## begin Excerpted data

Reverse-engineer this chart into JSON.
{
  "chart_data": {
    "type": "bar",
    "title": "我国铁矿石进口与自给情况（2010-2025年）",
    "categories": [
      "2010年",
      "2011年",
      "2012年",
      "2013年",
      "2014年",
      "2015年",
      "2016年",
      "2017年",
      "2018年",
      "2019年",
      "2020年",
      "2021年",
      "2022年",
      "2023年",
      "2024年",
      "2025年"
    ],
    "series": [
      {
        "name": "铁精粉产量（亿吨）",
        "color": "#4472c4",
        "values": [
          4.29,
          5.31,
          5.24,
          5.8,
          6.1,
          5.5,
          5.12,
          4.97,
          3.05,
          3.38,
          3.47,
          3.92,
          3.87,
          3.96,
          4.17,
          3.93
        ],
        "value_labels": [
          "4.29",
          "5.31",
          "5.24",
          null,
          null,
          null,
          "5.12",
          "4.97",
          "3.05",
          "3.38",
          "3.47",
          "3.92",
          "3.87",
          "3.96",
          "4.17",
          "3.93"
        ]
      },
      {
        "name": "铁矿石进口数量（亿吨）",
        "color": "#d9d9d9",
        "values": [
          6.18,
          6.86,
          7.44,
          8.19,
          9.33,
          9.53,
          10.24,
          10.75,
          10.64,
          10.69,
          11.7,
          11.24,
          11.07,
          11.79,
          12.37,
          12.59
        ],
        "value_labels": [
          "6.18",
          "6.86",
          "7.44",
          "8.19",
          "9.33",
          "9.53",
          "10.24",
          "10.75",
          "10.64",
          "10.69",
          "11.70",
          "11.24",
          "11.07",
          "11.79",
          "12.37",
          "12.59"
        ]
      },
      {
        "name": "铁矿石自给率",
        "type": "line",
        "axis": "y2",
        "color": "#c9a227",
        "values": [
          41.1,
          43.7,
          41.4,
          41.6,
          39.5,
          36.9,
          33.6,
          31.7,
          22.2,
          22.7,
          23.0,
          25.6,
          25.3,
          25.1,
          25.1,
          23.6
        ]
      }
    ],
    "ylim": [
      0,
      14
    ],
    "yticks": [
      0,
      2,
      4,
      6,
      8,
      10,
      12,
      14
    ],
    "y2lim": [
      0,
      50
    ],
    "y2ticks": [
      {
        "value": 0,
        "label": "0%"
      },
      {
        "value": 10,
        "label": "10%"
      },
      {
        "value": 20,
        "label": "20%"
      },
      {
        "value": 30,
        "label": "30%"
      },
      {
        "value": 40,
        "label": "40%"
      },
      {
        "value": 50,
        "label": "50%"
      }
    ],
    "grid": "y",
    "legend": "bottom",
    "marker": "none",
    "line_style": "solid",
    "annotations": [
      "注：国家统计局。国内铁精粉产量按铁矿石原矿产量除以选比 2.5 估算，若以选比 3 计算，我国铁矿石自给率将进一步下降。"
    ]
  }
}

## end Excerpted data

Task to carry out:
Copy out all lines that carry the word "name".

Completed task:
        "name": "铁精粉产量（亿吨）",
        "name": "铁矿石进口数量（亿吨）",
        "name": "铁矿石自给率",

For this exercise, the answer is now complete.